Pull out every line containing the string "какого".
·····
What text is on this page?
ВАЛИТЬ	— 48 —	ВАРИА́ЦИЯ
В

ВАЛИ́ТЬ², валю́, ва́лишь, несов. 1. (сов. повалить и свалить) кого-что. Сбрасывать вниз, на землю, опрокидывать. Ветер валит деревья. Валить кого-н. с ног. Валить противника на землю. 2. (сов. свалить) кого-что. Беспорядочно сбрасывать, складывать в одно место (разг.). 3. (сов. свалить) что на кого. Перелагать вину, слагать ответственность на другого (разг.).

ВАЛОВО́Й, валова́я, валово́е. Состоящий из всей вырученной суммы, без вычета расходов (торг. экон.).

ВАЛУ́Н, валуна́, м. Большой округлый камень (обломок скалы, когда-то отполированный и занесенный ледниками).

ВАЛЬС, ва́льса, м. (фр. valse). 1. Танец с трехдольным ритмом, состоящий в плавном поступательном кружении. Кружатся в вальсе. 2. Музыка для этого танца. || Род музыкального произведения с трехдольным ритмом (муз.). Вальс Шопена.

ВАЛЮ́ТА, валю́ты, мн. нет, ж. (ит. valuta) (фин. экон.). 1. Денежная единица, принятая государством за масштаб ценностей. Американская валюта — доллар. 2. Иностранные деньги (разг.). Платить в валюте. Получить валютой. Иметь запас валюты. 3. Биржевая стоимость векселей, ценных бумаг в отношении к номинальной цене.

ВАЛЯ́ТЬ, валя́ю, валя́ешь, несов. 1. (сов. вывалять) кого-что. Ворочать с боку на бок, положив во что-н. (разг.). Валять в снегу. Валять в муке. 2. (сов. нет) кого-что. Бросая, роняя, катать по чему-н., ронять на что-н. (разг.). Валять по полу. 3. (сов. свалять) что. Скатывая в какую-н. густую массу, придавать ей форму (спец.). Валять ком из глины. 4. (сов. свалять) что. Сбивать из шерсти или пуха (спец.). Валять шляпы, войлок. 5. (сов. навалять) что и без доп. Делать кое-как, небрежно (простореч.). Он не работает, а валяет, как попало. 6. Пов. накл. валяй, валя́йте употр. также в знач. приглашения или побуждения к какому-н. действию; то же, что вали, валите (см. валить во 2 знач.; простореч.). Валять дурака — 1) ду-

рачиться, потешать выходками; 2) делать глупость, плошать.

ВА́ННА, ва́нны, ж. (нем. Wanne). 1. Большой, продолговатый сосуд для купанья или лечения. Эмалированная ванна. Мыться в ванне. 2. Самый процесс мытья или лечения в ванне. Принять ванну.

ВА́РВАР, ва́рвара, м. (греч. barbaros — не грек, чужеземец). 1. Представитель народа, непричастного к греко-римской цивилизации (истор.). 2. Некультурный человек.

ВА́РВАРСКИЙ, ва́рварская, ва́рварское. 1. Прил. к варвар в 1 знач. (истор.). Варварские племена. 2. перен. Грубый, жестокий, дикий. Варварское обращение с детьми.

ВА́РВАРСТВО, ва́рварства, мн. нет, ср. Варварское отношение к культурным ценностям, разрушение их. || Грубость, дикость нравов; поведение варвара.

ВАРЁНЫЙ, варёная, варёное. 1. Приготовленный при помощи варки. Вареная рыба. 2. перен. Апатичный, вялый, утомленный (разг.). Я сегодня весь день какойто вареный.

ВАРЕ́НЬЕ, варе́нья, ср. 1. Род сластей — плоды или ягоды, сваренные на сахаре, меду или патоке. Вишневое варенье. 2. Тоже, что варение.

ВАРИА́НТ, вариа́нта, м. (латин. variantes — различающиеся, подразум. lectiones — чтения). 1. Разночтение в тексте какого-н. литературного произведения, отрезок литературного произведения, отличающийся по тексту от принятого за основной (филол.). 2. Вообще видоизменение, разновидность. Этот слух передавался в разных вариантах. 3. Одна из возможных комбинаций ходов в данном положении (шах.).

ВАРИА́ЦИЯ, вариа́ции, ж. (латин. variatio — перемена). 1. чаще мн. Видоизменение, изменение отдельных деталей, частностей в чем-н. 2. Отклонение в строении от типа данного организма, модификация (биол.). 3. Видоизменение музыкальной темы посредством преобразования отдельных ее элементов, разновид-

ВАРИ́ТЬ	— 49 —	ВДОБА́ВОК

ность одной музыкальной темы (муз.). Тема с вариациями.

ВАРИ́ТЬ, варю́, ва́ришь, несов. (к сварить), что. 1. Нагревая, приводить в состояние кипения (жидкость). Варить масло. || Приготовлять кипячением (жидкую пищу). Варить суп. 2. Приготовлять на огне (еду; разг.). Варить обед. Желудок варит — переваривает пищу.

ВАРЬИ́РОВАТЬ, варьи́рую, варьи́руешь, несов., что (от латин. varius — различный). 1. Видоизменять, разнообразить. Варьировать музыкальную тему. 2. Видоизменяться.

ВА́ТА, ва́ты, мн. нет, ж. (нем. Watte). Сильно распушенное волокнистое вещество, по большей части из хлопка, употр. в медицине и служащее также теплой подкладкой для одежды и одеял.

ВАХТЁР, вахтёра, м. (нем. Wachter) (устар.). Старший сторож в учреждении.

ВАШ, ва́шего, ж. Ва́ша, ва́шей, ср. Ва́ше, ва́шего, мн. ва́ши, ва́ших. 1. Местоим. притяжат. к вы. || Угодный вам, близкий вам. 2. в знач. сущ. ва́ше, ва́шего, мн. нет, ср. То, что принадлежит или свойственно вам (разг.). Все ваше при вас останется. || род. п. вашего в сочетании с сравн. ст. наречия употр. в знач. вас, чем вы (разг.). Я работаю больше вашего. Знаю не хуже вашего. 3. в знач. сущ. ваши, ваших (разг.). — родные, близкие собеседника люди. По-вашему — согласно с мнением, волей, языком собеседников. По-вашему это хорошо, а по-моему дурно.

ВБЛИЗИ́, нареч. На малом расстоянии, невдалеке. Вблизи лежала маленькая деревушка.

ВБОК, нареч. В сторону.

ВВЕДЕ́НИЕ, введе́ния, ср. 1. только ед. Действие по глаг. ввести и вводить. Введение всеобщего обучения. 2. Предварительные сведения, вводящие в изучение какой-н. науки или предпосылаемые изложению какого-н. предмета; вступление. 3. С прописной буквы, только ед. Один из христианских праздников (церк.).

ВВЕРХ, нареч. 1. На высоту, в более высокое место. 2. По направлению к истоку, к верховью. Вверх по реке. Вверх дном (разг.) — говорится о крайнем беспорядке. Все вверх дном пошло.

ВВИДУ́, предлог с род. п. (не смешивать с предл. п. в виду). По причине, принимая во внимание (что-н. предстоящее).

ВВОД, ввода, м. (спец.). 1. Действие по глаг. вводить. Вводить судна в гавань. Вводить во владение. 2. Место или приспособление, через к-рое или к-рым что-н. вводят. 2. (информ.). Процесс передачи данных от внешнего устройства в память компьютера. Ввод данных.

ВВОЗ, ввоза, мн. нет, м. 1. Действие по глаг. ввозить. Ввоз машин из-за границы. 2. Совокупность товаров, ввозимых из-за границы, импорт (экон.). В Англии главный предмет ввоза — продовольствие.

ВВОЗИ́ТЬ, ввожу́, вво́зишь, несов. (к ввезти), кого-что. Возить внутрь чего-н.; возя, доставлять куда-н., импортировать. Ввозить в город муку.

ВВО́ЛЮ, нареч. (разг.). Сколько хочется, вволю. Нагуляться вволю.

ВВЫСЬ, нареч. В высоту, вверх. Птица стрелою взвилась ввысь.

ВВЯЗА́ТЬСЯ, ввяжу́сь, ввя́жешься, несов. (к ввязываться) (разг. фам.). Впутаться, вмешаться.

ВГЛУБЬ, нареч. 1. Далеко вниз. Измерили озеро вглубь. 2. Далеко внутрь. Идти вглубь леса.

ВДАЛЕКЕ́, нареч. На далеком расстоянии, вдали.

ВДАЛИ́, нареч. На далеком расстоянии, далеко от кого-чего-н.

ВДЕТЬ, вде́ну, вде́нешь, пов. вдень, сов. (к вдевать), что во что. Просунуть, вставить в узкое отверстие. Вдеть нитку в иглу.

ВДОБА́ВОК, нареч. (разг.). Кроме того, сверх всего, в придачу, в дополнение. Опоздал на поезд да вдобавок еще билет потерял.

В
·····
■ **WORKED ANSWER**:
ВАРИА́НТ, вариа́нта, м. (латин. variantes — различающиеся, подразум. lectiones — чтения). 1. Разночтение в тексте какого-н. литературного произведения, отрезок литературного произведения, отличающийся по тексту от принятого за основной (филол.). 2. Вообще видоизменение, разновидность. Этот слух передавался в разных вариантах. 3. Одна из возможных комбинаций ходов в данном положении (шах.).
ВВЕДЕ́НИЕ, введе́ния, ср. 1. только ед. Действие по глаг. ввести и вводить. Введение всеобщего обучения. 2. Предварительные сведения, вводящие в изучение какой-н. науки или предпосылаемые изложению какого-н. предмета; вступление. 3. С прописной буквы, только ед. Один из христианских праздников (церк.).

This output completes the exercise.